------ Data records

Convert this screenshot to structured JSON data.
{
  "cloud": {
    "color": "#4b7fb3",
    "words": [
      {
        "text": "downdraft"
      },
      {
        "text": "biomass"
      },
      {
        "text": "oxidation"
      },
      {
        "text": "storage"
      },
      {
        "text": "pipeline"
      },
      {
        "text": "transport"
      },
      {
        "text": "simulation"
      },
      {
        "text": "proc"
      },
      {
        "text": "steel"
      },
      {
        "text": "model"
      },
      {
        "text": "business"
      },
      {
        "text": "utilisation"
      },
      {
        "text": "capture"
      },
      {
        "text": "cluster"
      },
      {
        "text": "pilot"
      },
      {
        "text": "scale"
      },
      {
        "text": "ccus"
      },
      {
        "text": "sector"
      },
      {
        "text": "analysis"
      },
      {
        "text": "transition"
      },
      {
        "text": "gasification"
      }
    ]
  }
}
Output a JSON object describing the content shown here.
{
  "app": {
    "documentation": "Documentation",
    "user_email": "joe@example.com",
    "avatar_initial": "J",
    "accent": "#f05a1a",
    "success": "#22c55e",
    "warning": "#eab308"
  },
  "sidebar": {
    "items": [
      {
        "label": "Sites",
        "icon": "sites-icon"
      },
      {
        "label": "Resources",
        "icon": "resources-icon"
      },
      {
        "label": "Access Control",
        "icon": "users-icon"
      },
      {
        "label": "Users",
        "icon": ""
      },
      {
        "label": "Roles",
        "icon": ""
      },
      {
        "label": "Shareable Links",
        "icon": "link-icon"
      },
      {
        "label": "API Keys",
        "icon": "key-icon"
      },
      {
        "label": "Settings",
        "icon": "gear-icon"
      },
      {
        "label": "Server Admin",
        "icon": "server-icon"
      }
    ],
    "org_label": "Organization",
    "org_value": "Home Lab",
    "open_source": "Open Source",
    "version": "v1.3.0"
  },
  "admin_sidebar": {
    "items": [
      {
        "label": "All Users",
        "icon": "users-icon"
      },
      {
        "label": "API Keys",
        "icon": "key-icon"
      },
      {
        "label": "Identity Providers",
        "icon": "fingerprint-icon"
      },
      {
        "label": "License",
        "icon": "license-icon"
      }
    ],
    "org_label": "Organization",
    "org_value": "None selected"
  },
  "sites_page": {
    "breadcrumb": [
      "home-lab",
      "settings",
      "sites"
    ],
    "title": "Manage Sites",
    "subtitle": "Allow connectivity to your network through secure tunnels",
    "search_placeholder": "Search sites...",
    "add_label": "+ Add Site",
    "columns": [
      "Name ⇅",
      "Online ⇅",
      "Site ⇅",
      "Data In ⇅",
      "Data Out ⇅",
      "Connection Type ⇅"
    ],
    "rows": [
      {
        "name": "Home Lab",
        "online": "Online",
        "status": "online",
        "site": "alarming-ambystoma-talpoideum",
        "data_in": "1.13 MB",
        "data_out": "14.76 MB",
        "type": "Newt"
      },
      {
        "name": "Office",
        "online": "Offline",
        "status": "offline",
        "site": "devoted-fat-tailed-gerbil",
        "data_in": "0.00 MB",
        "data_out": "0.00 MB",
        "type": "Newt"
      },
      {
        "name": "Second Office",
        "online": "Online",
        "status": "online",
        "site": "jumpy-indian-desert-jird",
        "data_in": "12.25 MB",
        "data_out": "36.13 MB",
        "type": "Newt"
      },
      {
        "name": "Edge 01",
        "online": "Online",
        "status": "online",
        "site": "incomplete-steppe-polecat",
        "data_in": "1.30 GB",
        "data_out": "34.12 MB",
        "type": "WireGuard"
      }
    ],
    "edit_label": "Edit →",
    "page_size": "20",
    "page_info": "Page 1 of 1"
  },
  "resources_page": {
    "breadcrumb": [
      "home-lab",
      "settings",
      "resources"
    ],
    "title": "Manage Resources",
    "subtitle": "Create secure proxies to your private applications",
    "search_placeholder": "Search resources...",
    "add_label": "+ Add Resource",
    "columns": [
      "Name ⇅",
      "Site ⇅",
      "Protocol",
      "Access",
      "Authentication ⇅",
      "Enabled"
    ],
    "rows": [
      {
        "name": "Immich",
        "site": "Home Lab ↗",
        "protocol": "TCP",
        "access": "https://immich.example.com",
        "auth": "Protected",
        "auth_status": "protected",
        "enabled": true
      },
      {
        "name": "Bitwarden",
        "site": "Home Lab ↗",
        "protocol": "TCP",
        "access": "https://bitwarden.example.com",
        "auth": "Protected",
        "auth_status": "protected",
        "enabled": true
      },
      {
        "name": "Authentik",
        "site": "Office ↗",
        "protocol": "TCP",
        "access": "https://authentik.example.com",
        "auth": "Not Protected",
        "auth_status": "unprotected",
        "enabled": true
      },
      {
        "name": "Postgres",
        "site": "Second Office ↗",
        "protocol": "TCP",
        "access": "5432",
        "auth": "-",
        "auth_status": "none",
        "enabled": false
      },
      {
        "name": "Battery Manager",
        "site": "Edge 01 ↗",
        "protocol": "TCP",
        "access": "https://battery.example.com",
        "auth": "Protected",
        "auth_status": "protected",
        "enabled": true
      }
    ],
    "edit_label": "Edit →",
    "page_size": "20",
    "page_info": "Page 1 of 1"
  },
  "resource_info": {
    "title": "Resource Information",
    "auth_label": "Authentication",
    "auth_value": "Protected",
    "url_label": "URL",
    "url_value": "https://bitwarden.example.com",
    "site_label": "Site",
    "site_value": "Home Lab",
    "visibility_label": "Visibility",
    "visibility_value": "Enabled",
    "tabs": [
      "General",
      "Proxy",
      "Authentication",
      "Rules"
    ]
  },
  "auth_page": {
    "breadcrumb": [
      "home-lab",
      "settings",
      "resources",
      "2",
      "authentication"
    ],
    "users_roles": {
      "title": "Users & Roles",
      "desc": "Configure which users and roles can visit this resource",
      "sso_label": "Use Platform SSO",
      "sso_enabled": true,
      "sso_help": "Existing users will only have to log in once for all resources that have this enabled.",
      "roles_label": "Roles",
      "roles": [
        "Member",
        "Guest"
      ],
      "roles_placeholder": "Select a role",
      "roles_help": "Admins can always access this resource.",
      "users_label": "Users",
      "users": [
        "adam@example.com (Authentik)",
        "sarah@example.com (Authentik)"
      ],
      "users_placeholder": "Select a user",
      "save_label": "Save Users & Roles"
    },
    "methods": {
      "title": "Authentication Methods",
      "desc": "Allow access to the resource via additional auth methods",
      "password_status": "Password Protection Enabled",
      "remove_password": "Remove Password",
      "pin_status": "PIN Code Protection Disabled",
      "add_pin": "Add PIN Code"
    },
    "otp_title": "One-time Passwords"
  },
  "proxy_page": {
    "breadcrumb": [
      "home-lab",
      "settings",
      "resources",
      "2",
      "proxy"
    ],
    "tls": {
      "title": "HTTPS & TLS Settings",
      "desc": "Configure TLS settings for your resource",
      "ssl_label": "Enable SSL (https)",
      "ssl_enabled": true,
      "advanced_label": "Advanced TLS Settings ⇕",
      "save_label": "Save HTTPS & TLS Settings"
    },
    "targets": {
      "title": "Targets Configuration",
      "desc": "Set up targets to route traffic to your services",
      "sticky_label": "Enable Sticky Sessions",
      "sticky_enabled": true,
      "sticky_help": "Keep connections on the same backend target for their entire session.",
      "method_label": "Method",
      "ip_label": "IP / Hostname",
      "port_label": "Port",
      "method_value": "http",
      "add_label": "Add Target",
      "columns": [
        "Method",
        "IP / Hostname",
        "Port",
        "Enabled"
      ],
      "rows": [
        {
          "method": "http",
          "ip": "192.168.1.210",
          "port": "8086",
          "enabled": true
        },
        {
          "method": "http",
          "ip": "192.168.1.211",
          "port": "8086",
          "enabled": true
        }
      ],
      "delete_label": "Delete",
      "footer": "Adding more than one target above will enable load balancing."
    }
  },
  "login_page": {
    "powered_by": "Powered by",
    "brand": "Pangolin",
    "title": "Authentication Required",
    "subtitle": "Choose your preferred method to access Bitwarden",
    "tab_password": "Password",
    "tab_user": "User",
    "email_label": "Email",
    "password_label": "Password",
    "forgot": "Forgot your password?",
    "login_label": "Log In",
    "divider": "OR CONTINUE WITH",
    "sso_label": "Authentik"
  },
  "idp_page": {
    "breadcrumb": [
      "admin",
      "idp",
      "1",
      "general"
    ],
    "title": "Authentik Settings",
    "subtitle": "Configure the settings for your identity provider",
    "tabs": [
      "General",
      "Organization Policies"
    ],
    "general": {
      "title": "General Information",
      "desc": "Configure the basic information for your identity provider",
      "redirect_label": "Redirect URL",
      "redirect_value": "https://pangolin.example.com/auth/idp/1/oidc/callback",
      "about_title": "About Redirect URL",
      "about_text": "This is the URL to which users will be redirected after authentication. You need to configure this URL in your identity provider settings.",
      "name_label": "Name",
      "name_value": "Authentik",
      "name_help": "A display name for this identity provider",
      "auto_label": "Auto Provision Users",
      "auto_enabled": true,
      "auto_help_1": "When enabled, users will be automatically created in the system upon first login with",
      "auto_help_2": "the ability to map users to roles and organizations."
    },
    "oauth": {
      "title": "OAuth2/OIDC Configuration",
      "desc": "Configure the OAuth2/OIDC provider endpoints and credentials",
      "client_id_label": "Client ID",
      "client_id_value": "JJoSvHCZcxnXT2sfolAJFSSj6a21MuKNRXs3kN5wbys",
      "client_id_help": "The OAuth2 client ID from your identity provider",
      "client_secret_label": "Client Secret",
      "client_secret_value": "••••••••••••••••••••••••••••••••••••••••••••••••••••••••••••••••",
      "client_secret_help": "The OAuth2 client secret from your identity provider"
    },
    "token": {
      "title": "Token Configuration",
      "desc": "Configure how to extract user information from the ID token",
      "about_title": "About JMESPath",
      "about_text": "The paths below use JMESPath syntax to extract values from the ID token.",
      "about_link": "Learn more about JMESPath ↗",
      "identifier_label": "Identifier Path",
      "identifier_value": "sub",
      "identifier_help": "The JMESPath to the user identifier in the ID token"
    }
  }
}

------------

Exercise prompt: Select and copy every line of the listing with the word "secure".

Result:
    "subtitle": "Allow connectivity to your network through secure tunnels",
    "subtitle": "Create secure proxies to your private applications",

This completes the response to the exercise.